— start Dataset records —

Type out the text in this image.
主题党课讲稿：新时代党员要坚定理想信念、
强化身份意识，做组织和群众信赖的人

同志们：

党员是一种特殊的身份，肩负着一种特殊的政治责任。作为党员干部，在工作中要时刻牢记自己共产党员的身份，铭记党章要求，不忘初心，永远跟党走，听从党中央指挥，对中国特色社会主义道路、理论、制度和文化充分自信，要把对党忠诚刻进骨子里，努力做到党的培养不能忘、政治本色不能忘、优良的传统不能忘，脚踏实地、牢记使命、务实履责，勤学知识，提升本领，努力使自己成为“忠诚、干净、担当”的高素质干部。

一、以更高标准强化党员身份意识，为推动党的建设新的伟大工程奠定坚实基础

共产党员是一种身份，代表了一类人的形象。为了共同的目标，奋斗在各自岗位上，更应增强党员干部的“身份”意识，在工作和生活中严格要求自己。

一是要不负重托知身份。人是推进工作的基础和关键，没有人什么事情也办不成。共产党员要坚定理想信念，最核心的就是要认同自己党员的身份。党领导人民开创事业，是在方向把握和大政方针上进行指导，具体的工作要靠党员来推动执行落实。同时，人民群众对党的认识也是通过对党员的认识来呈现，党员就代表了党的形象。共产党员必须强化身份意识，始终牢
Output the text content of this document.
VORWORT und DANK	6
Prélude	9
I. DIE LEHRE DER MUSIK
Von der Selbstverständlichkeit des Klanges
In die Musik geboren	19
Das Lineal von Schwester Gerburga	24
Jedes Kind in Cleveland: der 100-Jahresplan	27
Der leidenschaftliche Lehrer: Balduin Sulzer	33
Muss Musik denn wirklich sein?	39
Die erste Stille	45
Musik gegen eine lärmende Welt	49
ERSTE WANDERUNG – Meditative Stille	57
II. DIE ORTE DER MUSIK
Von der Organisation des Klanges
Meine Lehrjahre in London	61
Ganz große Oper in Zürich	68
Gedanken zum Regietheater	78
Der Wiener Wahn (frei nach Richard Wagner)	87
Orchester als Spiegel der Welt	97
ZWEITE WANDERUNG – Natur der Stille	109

— end Dataset records —

# Description of the task
Look through the listing above and count the lines where the string "Welt" appears. Report the number only.

# Result of the task
2